Stored entries

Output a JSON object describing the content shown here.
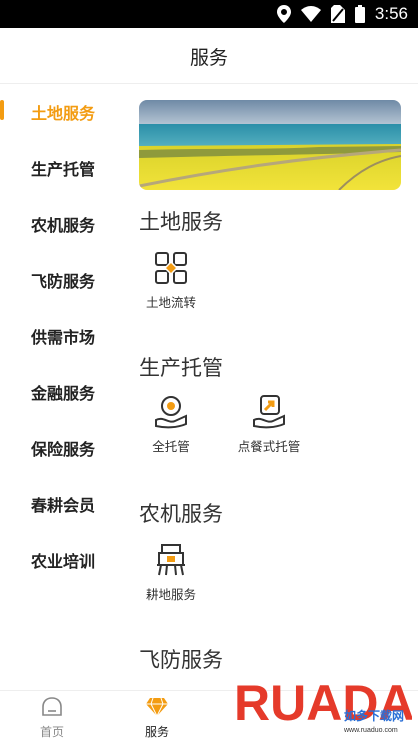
{
  "status_bar": {
    "time": "3:56"
  },
  "header": {
    "title": "服务"
  },
  "sidebar": {
    "items": [
      {
        "label": "土地服务",
        "active": true
      },
      {
        "label": "生产托管"
      },
      {
        "label": "农机服务"
      },
      {
        "label": "飞防服务"
      },
      {
        "label": "供需市场"
      },
      {
        "label": "金融服务"
      },
      {
        "label": "保险服务"
      },
      {
        "label": "春耕会员"
      },
      {
        "label": "农业培训"
      }
    ]
  },
  "sections": [
    {
      "title": "土地服务",
      "services": [
        {
          "label": "土地流转",
          "icon": "land-transfer-icon"
        }
      ]
    },
    {
      "title": "生产托管",
      "services": [
        {
          "label": "全托管",
          "icon": "full-custody-icon"
        },
        {
          "label": "点餐式托管",
          "icon": "menu-custody-icon"
        }
      ]
    },
    {
      "title": "农机服务",
      "services": [
        {
          "label": "耕地服务",
          "icon": "tractor-icon"
        }
      ]
    },
    {
      "title": "飞防服务",
      "services": []
    }
  ],
  "tabbar": {
    "tabs": [
      {
        "label": "首页",
        "icon": "home-icon"
      },
      {
        "label": "服务",
        "icon": "diamond-icon",
        "active": true
      }
    ]
  },
  "watermark": {
    "brand": "RUADAO",
    "tagline": "如多下载网",
    "url": "www.ruaduo.com"
  },
  "colors": {
    "accent": "#f39c12",
    "text": "#222222"
  }
}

## Task goal
Gather each line from the listing above that holds "custody".

## Response
          "icon": "full-custody-icon"
          "icon": "menu-custody-icon"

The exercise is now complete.